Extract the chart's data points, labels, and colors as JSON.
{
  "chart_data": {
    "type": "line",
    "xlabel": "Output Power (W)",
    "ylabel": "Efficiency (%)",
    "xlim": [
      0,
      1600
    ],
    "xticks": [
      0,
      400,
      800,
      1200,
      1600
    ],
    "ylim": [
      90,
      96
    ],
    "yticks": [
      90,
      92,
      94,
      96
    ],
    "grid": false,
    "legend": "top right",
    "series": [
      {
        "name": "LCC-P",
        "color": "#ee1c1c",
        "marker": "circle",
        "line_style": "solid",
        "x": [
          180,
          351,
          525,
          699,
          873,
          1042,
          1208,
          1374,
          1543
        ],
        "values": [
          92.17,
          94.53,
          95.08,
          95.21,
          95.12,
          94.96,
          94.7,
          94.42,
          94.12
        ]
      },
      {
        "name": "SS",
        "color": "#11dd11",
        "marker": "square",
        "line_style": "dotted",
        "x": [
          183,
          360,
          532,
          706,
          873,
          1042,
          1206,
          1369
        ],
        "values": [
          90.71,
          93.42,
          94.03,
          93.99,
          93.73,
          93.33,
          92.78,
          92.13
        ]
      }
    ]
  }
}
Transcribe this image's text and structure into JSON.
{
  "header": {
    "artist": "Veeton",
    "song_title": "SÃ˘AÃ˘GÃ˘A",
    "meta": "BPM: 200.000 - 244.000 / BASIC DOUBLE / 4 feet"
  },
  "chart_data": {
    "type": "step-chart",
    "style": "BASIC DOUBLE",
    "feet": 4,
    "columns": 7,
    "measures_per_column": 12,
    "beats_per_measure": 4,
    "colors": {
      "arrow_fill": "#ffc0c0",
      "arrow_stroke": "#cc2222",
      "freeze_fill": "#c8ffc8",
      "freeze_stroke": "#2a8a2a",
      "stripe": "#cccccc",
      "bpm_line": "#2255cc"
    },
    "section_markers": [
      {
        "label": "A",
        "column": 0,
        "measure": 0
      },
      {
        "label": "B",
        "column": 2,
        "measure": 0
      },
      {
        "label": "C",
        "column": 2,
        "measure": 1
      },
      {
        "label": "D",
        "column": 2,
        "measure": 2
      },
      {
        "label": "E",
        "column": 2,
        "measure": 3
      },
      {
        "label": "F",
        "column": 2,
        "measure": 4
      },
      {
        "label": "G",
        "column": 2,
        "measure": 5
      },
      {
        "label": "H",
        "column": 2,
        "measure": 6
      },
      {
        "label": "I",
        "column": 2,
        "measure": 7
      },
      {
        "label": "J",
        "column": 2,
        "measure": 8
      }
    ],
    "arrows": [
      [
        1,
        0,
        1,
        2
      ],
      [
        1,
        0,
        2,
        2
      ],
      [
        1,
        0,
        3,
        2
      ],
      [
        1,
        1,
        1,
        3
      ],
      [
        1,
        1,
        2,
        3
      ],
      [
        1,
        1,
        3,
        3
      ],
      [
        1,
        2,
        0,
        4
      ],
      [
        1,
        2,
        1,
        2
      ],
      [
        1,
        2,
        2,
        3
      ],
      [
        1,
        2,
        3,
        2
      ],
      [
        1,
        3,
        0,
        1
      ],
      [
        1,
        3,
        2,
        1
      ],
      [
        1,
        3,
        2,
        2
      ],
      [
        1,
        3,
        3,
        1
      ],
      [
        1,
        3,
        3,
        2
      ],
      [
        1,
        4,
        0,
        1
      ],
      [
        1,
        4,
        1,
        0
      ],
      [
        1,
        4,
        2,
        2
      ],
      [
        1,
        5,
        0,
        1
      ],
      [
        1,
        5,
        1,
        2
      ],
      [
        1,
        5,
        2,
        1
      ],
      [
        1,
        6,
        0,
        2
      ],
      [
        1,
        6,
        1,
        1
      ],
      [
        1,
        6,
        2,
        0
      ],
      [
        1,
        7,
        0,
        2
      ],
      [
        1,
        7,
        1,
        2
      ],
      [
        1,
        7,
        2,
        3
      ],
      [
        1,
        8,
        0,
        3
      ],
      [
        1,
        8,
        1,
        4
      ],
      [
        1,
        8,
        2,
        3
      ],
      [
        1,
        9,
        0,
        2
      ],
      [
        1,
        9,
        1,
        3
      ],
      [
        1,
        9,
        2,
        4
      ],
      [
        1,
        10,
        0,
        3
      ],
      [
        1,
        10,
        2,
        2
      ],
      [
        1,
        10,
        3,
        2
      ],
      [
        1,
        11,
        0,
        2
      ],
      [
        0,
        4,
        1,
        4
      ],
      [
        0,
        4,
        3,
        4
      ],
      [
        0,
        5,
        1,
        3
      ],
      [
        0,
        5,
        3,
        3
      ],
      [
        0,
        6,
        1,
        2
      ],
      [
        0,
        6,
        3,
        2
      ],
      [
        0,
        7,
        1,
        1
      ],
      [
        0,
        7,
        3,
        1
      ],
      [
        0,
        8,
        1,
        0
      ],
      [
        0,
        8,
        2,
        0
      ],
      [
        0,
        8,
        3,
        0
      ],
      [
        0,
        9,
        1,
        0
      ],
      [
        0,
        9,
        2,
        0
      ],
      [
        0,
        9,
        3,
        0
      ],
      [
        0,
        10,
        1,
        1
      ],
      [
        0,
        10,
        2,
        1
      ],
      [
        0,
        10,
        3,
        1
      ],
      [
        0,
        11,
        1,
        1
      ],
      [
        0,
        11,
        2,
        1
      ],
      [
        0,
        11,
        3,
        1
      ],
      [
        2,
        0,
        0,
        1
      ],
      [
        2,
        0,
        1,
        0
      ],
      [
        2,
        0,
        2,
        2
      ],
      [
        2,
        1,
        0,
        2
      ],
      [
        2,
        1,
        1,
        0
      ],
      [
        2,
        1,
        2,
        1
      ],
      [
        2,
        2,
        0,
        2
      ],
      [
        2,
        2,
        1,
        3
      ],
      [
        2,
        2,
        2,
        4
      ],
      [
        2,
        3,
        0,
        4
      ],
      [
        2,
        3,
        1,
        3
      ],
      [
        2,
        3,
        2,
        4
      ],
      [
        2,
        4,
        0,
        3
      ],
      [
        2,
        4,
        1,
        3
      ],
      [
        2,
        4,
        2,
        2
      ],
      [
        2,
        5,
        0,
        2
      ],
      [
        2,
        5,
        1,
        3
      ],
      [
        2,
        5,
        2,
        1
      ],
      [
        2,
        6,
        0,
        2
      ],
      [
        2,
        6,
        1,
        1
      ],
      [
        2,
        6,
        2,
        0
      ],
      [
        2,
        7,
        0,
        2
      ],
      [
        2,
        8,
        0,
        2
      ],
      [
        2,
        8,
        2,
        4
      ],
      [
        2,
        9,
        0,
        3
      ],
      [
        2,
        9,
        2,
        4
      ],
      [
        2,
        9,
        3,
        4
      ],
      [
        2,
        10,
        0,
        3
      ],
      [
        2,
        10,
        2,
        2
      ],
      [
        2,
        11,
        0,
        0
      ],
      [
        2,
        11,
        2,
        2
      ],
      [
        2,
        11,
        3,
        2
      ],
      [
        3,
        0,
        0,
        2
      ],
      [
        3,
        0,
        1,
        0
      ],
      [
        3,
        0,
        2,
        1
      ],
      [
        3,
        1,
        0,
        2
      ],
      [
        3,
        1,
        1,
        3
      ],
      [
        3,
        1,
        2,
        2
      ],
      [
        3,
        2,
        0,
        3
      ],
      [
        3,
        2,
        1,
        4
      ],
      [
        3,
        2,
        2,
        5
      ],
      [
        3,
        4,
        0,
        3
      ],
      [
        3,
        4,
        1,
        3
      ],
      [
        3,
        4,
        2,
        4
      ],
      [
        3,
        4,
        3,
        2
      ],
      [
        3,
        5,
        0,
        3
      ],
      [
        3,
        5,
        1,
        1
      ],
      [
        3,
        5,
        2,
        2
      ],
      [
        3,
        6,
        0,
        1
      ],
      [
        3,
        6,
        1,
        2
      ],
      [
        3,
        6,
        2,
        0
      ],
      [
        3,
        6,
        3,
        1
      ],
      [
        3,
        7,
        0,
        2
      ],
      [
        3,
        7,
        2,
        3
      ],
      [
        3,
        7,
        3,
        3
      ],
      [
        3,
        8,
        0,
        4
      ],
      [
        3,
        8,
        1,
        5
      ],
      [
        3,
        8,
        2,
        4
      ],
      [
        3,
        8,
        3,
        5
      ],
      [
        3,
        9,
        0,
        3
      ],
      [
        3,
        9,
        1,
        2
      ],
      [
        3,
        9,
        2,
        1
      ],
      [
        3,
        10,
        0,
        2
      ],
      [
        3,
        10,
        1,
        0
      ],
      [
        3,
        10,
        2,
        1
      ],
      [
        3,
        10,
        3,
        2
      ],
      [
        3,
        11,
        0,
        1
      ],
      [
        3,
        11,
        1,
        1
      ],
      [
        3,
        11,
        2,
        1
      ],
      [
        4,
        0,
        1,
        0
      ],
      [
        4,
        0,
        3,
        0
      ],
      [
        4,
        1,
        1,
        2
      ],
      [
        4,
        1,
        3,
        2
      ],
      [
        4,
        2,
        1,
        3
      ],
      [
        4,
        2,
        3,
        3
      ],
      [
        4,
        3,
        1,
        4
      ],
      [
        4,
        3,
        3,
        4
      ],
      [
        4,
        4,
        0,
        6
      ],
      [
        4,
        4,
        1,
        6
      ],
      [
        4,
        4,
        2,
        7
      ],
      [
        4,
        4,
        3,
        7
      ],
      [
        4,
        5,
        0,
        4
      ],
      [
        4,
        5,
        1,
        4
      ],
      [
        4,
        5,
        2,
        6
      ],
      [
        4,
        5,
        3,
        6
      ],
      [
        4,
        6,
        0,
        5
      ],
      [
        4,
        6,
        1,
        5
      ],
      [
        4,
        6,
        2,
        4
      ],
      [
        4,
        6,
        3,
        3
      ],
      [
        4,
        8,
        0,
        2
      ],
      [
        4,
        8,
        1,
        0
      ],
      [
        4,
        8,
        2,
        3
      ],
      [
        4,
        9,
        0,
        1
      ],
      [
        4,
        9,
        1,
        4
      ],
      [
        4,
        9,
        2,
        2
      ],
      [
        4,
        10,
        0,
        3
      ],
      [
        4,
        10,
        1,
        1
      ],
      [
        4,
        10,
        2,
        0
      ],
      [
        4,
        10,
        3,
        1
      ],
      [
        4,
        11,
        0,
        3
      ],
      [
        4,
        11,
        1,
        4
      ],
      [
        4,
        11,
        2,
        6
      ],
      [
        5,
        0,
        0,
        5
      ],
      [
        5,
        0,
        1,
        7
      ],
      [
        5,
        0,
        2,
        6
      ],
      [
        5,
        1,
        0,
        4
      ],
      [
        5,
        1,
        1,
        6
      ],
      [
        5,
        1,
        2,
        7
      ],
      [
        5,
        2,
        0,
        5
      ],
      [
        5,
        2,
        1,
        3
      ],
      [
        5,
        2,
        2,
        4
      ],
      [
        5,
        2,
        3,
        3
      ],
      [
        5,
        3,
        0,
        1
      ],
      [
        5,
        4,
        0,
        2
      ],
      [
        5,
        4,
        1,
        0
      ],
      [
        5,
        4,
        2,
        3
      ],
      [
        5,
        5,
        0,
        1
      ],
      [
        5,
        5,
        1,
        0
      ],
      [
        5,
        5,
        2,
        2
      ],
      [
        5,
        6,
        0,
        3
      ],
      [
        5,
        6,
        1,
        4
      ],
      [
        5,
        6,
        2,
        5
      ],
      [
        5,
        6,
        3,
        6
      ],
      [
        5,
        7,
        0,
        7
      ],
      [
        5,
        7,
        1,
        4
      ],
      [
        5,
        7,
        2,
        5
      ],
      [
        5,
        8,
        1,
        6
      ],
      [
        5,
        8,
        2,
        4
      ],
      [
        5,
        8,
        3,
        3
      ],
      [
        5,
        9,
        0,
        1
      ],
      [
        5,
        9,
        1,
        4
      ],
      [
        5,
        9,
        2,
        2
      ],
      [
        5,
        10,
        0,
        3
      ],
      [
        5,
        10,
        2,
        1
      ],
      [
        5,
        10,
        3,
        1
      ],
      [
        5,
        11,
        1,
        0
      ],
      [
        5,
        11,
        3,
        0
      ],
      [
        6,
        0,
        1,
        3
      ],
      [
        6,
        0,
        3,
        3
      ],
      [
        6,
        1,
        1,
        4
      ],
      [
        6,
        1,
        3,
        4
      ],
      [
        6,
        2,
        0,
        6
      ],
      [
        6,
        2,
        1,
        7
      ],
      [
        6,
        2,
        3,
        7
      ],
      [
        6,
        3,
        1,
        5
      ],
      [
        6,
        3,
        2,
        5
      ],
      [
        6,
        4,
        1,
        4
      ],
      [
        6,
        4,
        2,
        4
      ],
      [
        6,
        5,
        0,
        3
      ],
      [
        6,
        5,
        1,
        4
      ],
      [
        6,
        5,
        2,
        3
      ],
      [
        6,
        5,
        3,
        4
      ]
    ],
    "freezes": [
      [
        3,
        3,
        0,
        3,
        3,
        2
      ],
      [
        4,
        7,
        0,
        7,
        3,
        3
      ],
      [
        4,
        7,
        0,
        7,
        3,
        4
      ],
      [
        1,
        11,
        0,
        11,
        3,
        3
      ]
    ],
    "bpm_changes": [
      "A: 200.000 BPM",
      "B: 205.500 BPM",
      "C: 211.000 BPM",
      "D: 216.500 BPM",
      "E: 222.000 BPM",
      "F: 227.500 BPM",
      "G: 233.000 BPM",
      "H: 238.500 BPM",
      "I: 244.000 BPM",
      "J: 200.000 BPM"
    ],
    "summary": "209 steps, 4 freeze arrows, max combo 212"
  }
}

◆ **Goal**
Report the number of lines above containing the word "BASIC", with no other text.

◆ **Task result**
2